Figure data in JSON:
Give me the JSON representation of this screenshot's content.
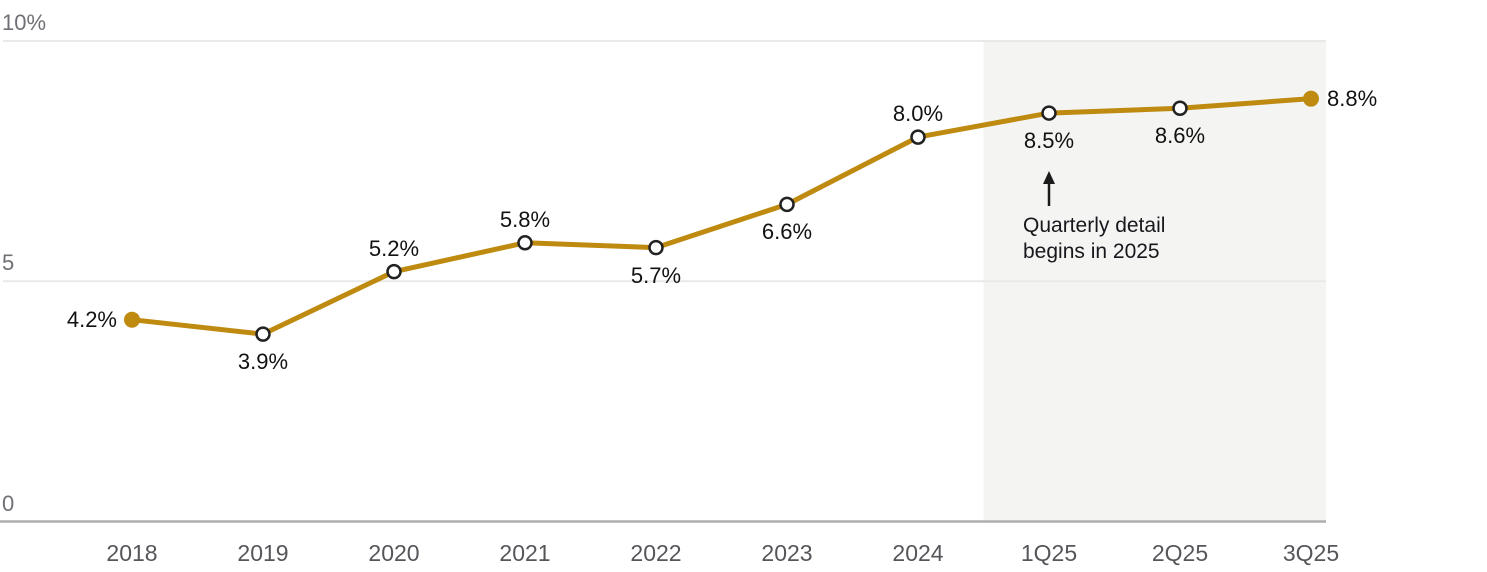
{
  "chart_data": {
    "type": "line",
    "categories": [
      "2018",
      "2019",
      "2020",
      "2021",
      "2022",
      "2023",
      "2024",
      "1Q25",
      "2Q25",
      "3Q25"
    ],
    "values": [
      4.2,
      3.9,
      5.2,
      5.8,
      5.7,
      6.6,
      8.0,
      8.5,
      8.6,
      8.8
    ],
    "point_labels": [
      "4.2%",
      "3.9%",
      "5.2%",
      "5.8%",
      "5.7%",
      "6.6%",
      "8.0%",
      "8.5%",
      "8.6%",
      "8.8%"
    ],
    "label_placement": [
      "left",
      "below",
      "above",
      "above",
      "below",
      "below",
      "above",
      "below",
      "below",
      "right"
    ],
    "marker_style": [
      "filled",
      "open",
      "open",
      "open",
      "open",
      "open",
      "open",
      "open",
      "open",
      "filled"
    ],
    "title": "",
    "xlabel": "",
    "ylabel": "",
    "ylim": [
      0,
      10
    ],
    "yticks": [
      {
        "value": 0,
        "label": "0"
      },
      {
        "value": 5,
        "label": "5"
      },
      {
        "value": 10,
        "label": "10%"
      }
    ],
    "grid": "horizontal",
    "legend": "none",
    "line_color": "#BE8A10",
    "marker_stroke_color": "#222222",
    "highlight_region": {
      "fill": "#F4F4F3",
      "start_category_index": 7,
      "starts_half_step_before_start_category": true
    },
    "annotation": {
      "text_lines": [
        "Quarterly detail",
        "begins in 2025"
      ],
      "arrow_direction": "up",
      "anchor_category_index": 7
    }
  }
}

### [Exercise]
Repeat each entry above word for word, leaving every picture out.

### [Response below]
Give me the JSON representation of this screenshot's content.
{
  "chart_data": {
    "type": "line",
    "categories": [
      "2018",
      "2019",
      "2020",
      "2021",
      "2022",
      "2023",
      "2024",
      "1Q25",
      "2Q25",
      "3Q25"
    ],
    "values": [
      4.2,
      3.9,
      5.2,
      5.8,
      5.7,
      6.6,
      8.0,
      8.5,
      8.6,
      8.8
    ],
    "point_labels": [
      "4.2%",
      "3.9%",
      "5.2%",
      "5.8%",
      "5.7%",
      "6.6%",
      "8.0%",
      "8.5%",
      "8.6%",
      "8.8%"
    ],
    "label_placement": [
      "left",
      "below",
      "above",
      "above",
      "below",
      "below",
      "above",
      "below",
      "below",
      "right"
    ],
    "marker_style": [
      "filled",
      "open",
      "open",
      "open",
      "open",
      "open",
      "open",
      "open",
      "open",
      "filled"
    ],
    "title": "",
    "xlabel": "",
    "ylabel": "",
    "ylim": [
      0,
      10
    ],
    "yticks": [
      {
        "value": 0,
        "label": "0"
      },
      {
        "value": 5,
        "label": "5"
      },
      {
        "value": 10,
        "label": "10%"
      }
    ],
    "grid": "horizontal",
    "legend": "none",
    "line_color": "#BE8A10",
    "marker_stroke_color": "#222222",
    "highlight_region": {
      "fill": "#F4F4F3",
      "start_category_index": 7,
      "starts_half_step_before_start_category": true
    },
    "annotation": {
      "text_lines": [
        "Quarterly detail",
        "begins in 2025"
      ],
      "arrow_direction": "up",
      "anchor_category_index": 7
    }
  }
}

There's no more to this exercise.